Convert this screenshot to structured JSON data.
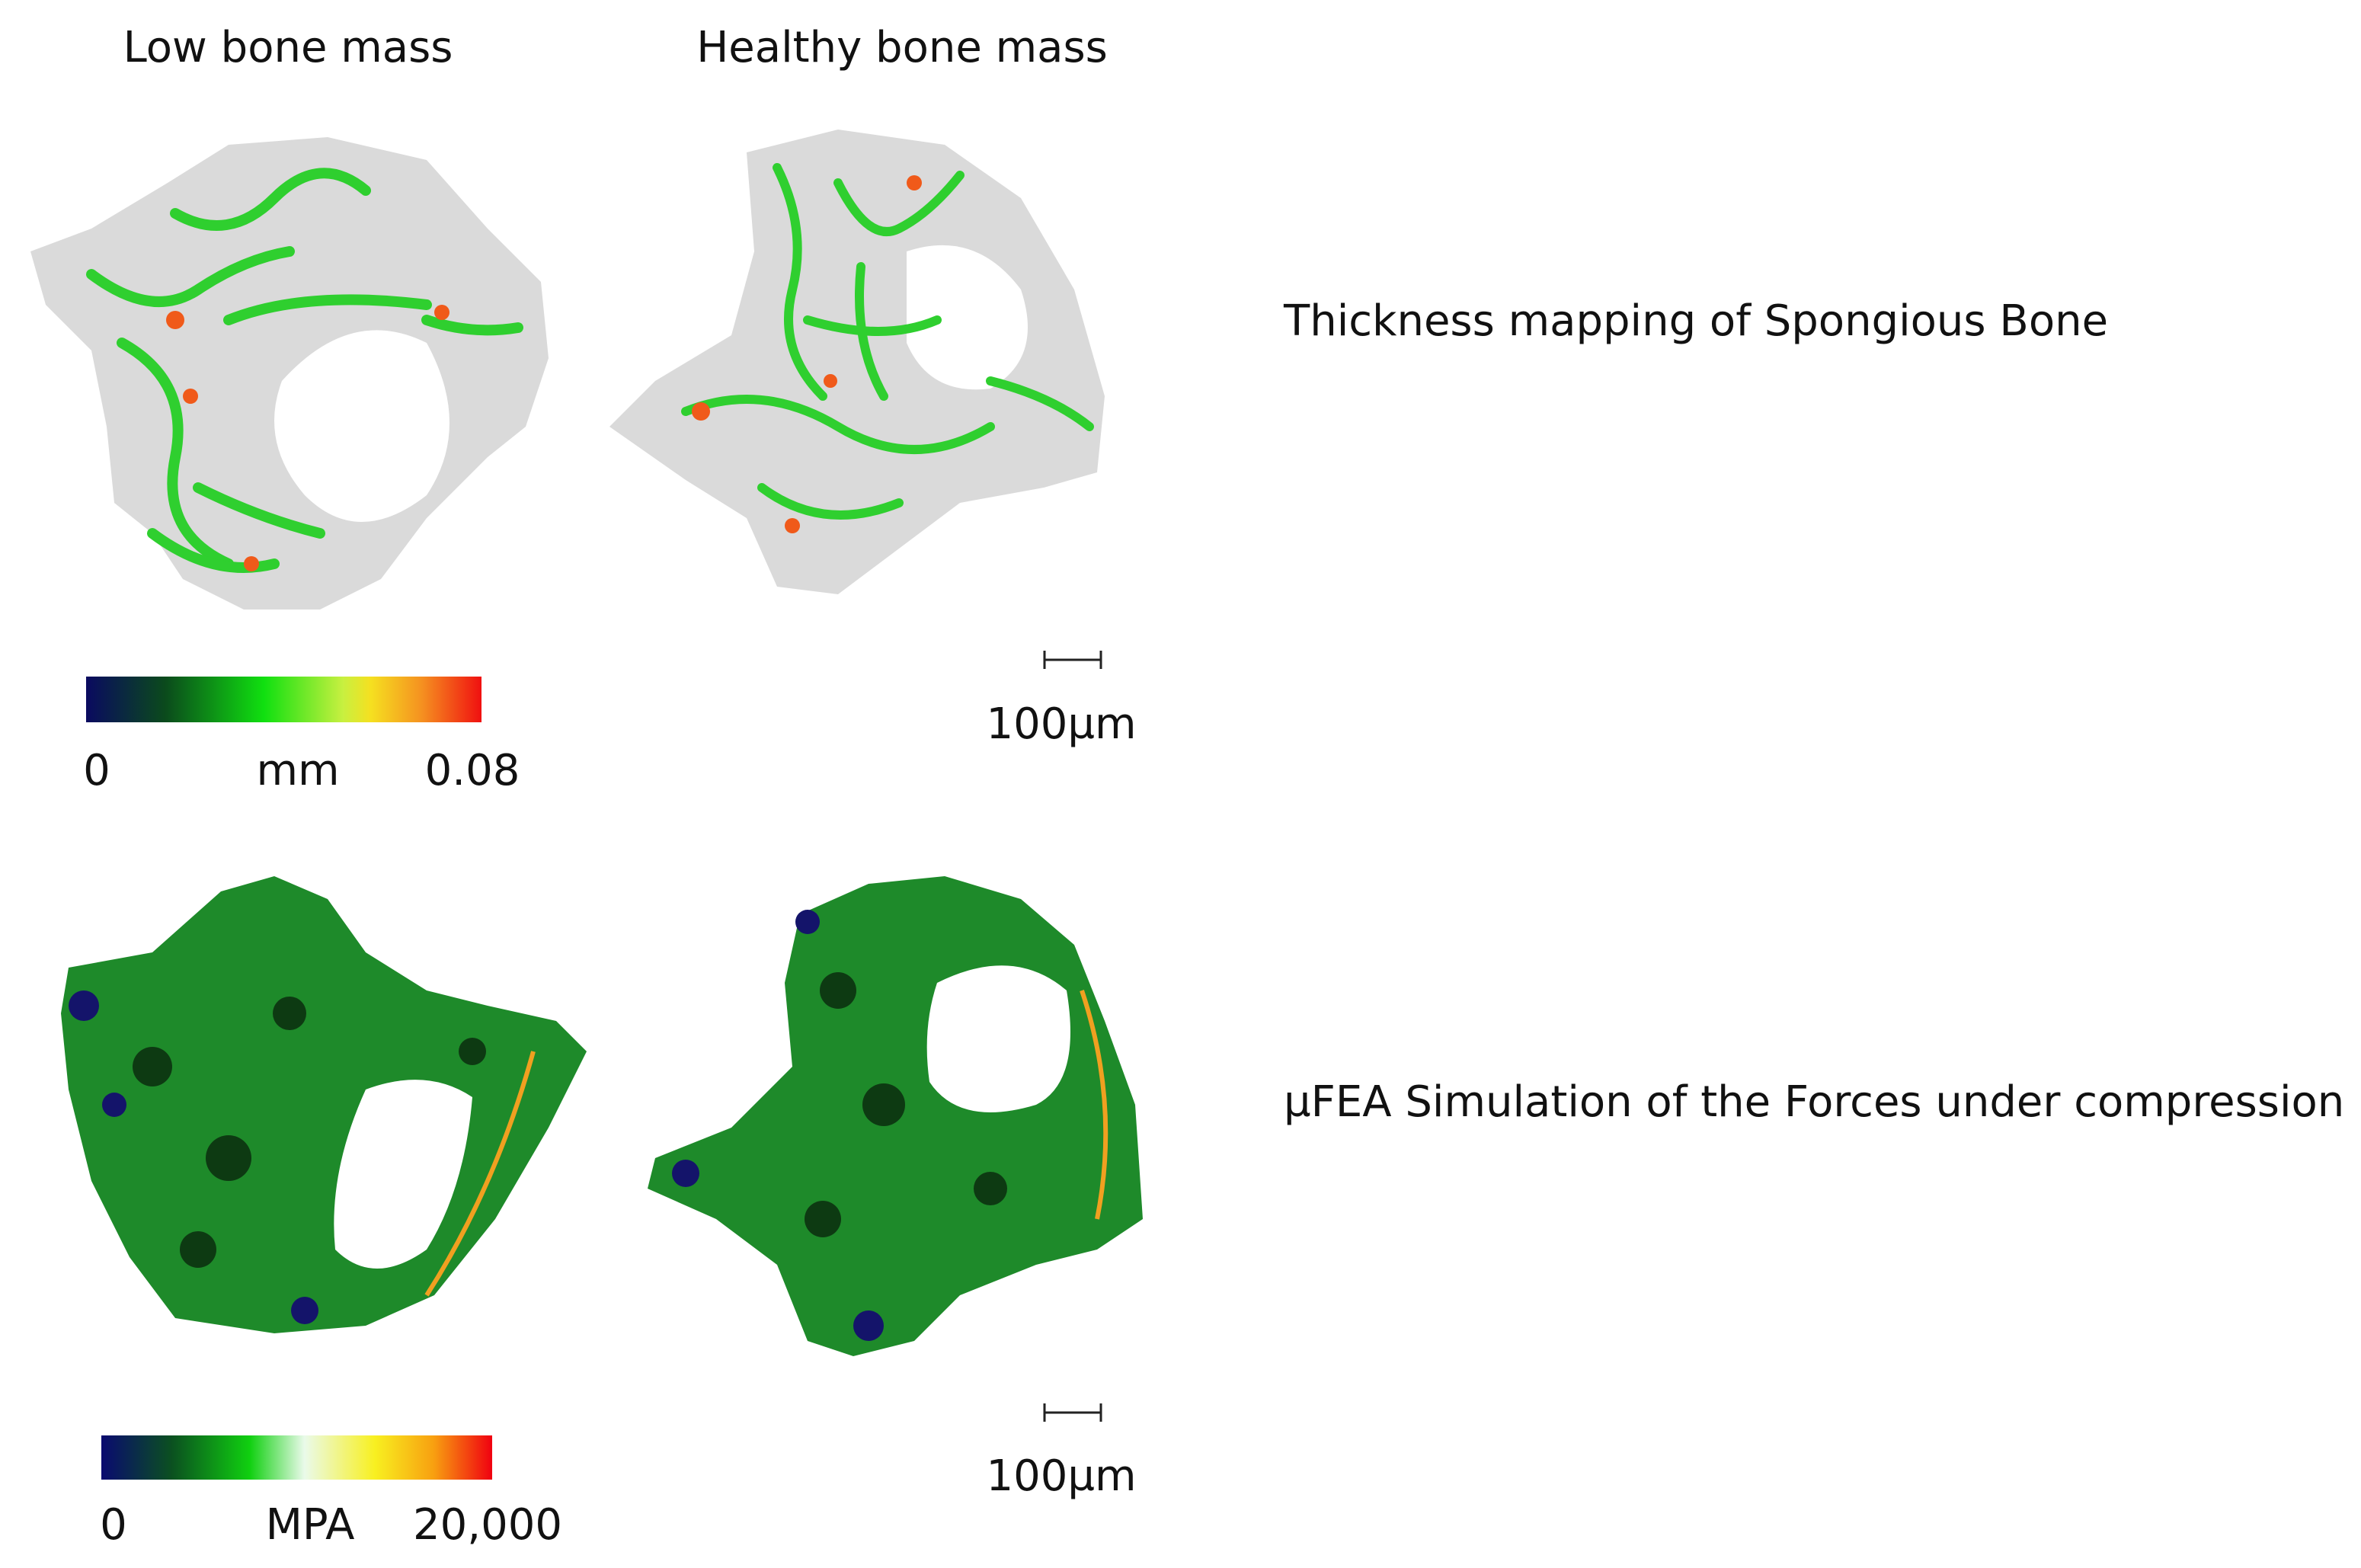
{
  "columns": [
    "Low bone mass",
    "Healthy bone mass"
  ],
  "rows": [
    {
      "label": "Thickness mapping of Spongious Bone",
      "colorbar": {
        "min": "0",
        "unit": "mm",
        "max": "0.08"
      },
      "scale_bar": "100µm"
    },
    {
      "label": "µFEA Simulation of the Forces under compression",
      "colorbar": {
        "min": "0",
        "unit": "MPA",
        "max": "20,000"
      },
      "scale_bar": "100µm"
    }
  ]
}
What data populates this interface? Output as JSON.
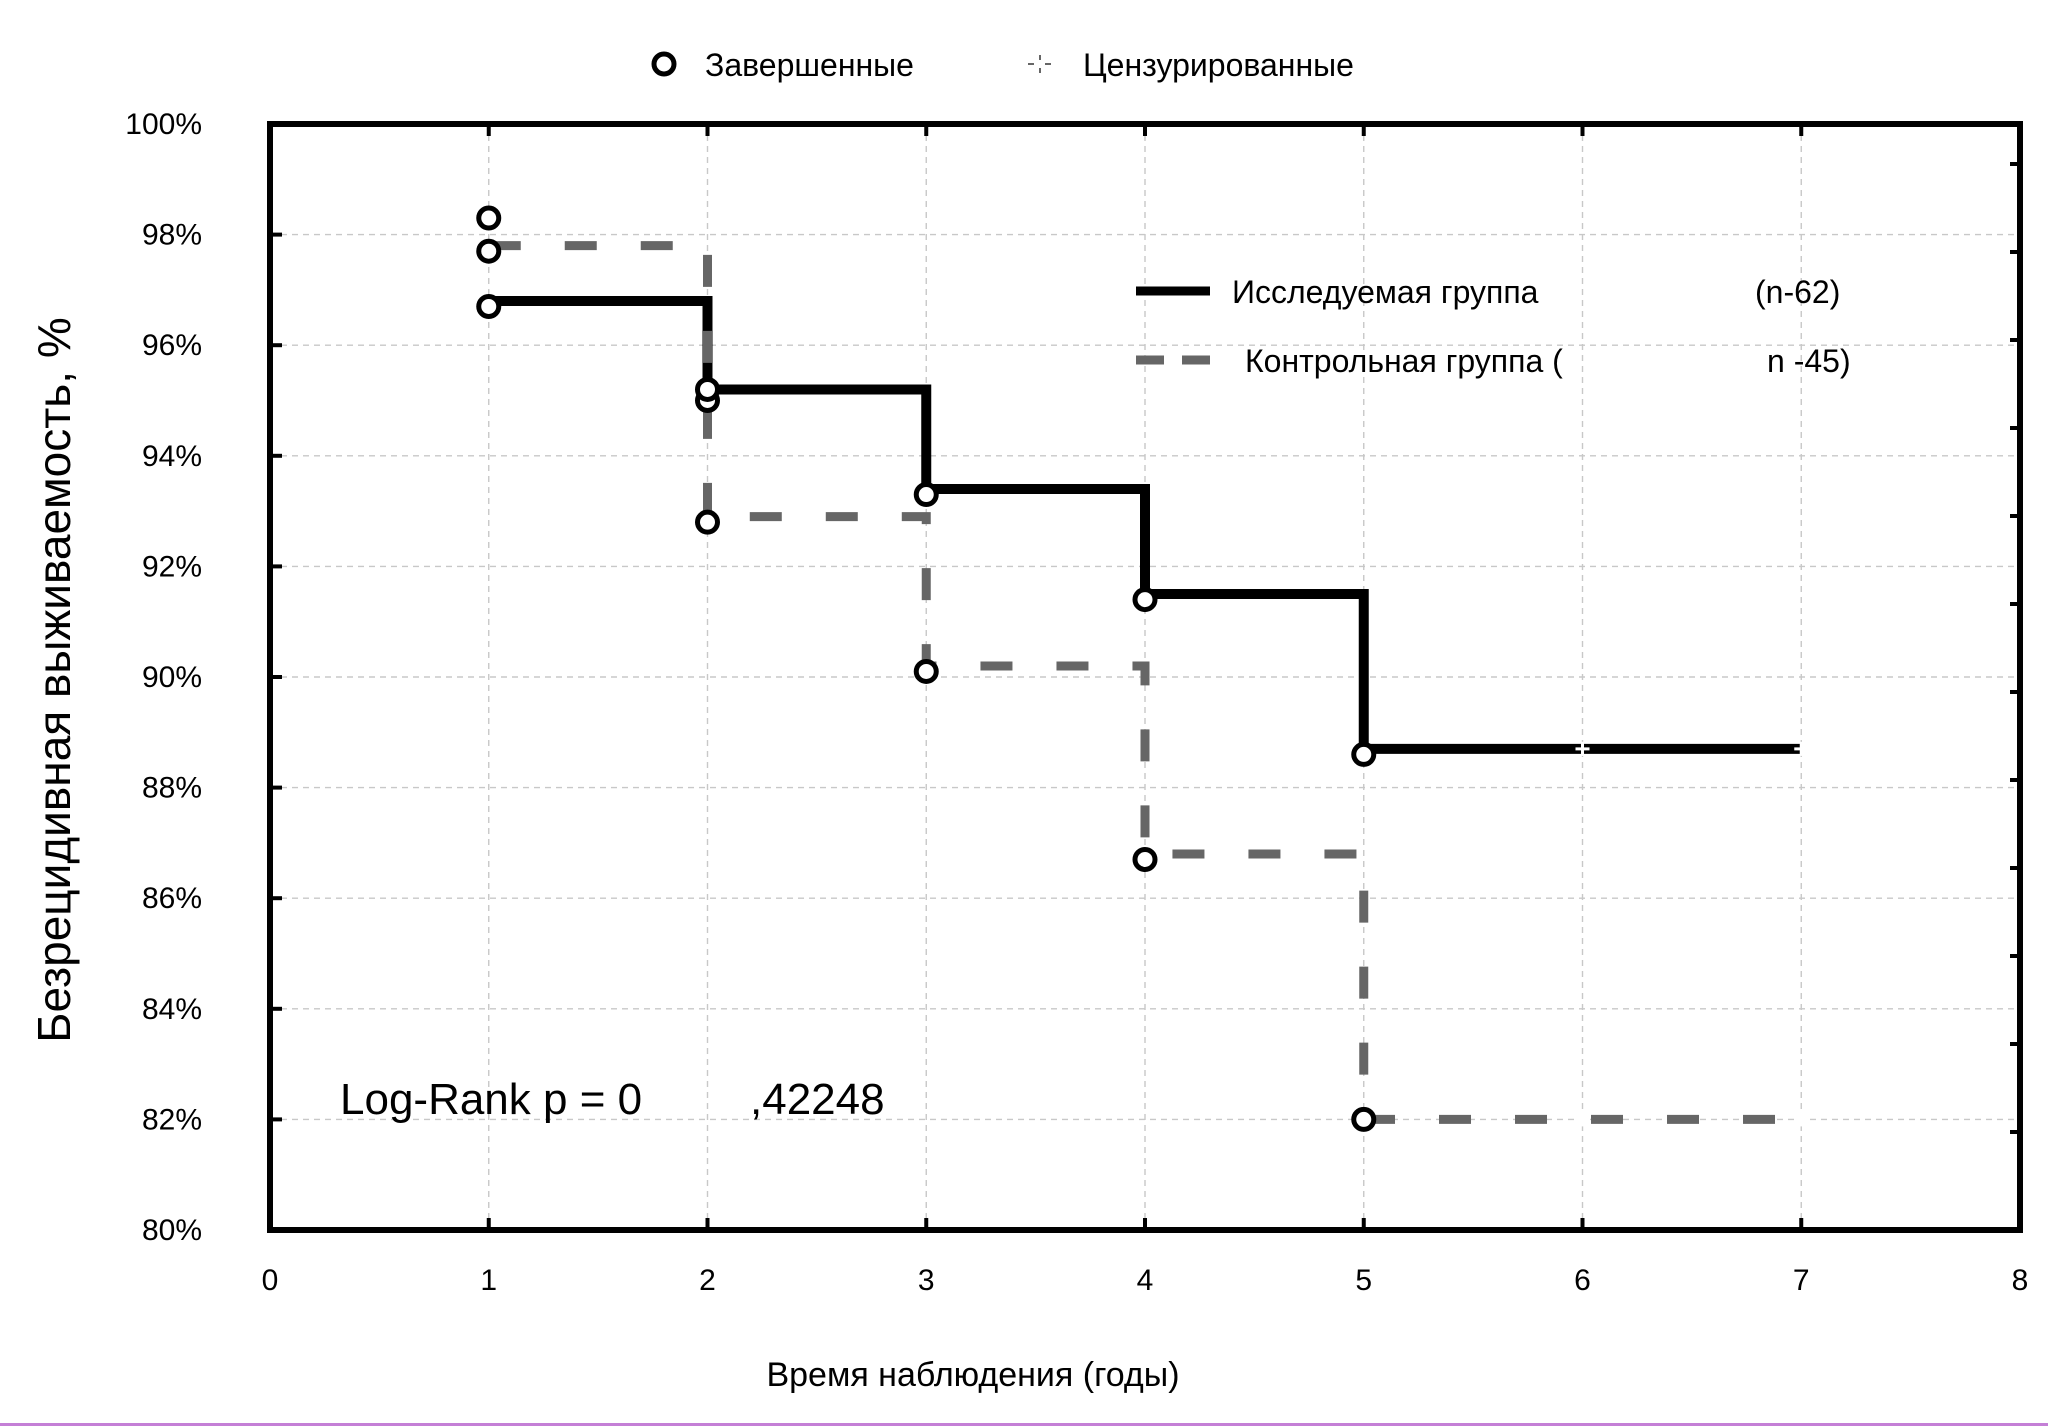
{
  "chart_data": {
    "type": "line",
    "title": "",
    "xlabel": "Время наблюдения (годы)",
    "ylabel": "Безрецидивная выживаемость,  %",
    "xlim": [
      0,
      8
    ],
    "ylim": [
      80,
      100
    ],
    "x_ticks": [
      0,
      1,
      2,
      3,
      4,
      5,
      6,
      7,
      8
    ],
    "x_tick_labels": [
      "0",
      "1",
      "2",
      "3",
      "4",
      "5",
      "6",
      "7",
      "8"
    ],
    "y_ticks": [
      80,
      82,
      84,
      86,
      88,
      90,
      92,
      94,
      96,
      98,
      100
    ],
    "y_tick_labels": [
      "80%",
      "82%",
      "84%",
      "86%",
      "88%",
      "90%",
      "92%",
      "94%",
      "96%",
      "98%",
      "100%"
    ],
    "grid": true,
    "marker_legend": {
      "completed": "Завершенные",
      "censored": "Цензурированные"
    },
    "series": [
      {
        "name": "Исследуемая группа",
        "n_label": "(n-62)",
        "style": "solid",
        "color": "#000000",
        "steps": [
          [
            1,
            96.8
          ],
          [
            2,
            95.2
          ],
          [
            3,
            93.4
          ],
          [
            4,
            91.5
          ],
          [
            5,
            88.7
          ],
          [
            7,
            88.7
          ]
        ],
        "completed": [
          [
            1,
            98.3
          ],
          [
            1,
            97.7
          ],
          [
            1,
            96.7
          ],
          [
            2,
            95.0
          ],
          [
            3,
            93.3
          ],
          [
            4,
            91.4
          ],
          [
            5,
            88.6
          ]
        ],
        "censored": [
          [
            6,
            88.7
          ],
          [
            7,
            88.7
          ]
        ]
      },
      {
        "name": "Контрольная группа (",
        "n_label": "n  -45)",
        "style": "dashed",
        "color": "#666666",
        "steps": [
          [
            1,
            97.8
          ],
          [
            2,
            92.9
          ],
          [
            3,
            90.2
          ],
          [
            4,
            86.8
          ],
          [
            5,
            82.0
          ],
          [
            7,
            82.0
          ]
        ],
        "completed": [
          [
            2,
            95.2
          ],
          [
            2,
            92.8
          ],
          [
            3,
            90.1
          ],
          [
            4,
            86.7
          ],
          [
            5,
            82.0
          ]
        ],
        "censored": [
          [
            6,
            82.0
          ],
          [
            7,
            82.0
          ]
        ]
      }
    ],
    "annotation": {
      "part1": "Log-Rank p = 0",
      "part2": ",42248"
    }
  }
}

# The problem
Collect the lines that hold "JSON".

# Exercise output
Convert this screenshot to structured JSON data.
What data populates this interface? Output as JSON.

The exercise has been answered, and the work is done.